Start TASK MATERIAL
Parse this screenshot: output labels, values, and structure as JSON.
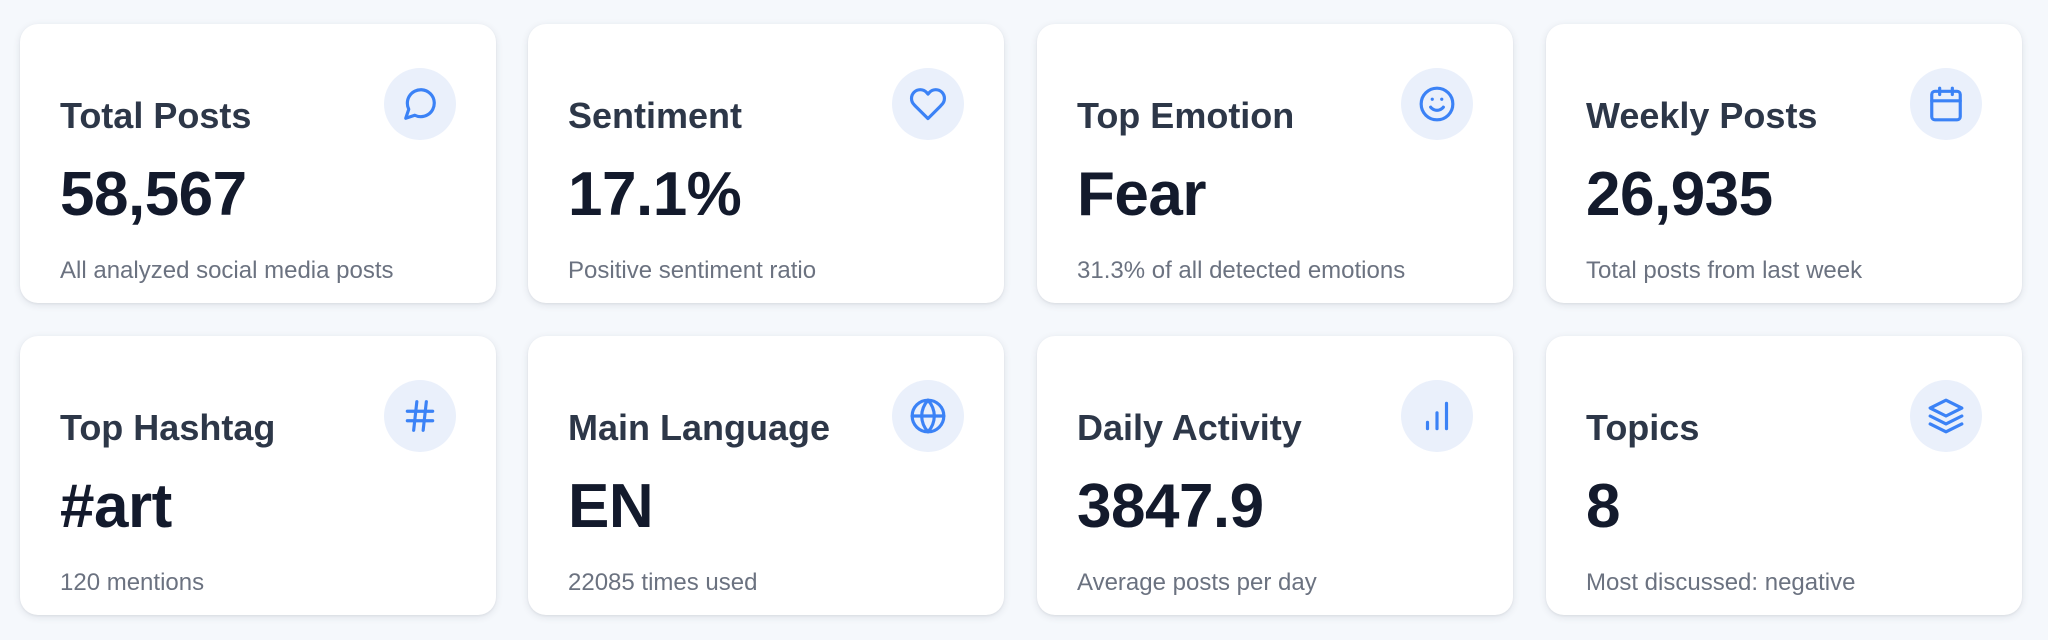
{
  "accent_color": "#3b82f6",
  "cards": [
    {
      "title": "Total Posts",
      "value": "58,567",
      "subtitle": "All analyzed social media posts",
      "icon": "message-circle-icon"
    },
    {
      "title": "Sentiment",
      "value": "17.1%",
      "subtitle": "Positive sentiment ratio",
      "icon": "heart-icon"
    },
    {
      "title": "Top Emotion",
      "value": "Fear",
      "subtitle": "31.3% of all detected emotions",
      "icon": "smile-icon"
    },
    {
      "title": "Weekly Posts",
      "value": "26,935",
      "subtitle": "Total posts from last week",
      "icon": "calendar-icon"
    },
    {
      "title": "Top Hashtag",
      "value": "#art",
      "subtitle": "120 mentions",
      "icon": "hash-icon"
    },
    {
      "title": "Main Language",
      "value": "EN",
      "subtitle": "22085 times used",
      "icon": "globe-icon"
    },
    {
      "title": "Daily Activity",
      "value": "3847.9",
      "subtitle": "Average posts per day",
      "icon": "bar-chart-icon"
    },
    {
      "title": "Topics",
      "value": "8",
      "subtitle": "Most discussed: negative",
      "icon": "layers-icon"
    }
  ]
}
End TASK MATERIAL
Start TASK MATERIAL
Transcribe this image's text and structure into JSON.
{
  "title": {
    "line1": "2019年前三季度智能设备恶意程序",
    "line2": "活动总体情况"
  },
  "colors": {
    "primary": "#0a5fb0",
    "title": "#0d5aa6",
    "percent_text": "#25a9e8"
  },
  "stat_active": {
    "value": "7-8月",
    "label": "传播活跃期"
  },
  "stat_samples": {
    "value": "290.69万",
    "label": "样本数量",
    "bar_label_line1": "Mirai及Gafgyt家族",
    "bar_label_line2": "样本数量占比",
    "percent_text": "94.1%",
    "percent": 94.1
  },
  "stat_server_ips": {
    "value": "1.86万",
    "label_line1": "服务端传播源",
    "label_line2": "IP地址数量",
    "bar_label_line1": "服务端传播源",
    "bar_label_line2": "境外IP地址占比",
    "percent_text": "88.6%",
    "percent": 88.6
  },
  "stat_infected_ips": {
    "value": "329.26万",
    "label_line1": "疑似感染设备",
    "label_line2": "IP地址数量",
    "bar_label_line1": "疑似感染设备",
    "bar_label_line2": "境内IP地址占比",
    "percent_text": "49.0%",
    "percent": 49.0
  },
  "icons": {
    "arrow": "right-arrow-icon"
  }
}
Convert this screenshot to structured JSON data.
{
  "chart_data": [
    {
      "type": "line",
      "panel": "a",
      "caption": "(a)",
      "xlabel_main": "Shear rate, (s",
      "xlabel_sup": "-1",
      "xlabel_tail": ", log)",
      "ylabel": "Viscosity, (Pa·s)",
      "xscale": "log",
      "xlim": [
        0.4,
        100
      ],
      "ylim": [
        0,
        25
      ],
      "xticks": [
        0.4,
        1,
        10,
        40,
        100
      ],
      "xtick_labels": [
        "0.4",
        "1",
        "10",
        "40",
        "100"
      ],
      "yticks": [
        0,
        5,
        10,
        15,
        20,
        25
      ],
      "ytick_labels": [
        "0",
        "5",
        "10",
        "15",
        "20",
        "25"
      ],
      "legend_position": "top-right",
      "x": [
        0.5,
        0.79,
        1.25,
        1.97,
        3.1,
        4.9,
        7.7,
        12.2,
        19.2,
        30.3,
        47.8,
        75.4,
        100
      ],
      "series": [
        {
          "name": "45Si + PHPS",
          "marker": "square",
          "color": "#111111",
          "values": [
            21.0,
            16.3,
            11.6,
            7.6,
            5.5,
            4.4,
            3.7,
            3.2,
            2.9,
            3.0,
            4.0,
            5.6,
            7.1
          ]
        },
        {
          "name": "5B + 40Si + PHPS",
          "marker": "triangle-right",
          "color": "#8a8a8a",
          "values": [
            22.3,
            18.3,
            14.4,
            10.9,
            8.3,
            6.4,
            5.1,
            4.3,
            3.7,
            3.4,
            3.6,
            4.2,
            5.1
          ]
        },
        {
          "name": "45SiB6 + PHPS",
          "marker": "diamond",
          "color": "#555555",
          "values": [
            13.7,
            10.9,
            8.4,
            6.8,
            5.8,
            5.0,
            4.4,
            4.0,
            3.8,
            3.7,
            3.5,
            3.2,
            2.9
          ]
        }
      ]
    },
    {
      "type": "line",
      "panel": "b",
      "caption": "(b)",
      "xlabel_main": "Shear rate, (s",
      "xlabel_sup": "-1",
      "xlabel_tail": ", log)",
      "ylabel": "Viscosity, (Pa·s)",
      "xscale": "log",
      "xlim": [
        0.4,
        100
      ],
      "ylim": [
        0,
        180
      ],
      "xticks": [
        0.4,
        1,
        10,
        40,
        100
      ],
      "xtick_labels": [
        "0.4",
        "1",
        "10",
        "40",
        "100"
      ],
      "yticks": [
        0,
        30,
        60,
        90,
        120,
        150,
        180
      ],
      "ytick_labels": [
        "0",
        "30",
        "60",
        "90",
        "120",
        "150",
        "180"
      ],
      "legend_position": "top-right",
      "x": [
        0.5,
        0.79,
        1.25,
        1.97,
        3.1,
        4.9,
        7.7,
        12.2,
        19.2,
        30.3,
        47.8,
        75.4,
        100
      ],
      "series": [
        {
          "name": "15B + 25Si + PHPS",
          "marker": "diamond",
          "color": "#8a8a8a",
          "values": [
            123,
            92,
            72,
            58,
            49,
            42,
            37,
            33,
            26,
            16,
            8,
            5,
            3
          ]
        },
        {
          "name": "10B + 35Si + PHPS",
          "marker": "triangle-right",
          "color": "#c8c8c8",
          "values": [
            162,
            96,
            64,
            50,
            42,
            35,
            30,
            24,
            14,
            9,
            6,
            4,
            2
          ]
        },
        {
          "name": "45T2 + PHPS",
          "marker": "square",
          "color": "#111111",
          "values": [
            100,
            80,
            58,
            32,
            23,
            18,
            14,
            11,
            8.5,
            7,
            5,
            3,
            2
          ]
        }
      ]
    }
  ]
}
End TASK MATERIAL
**WHAT YOU ARE ASKED TO DO:** Count every line in the data that contains the word "Total", then give that count and nothing else.

**COMPLETE RESPONSE:** 2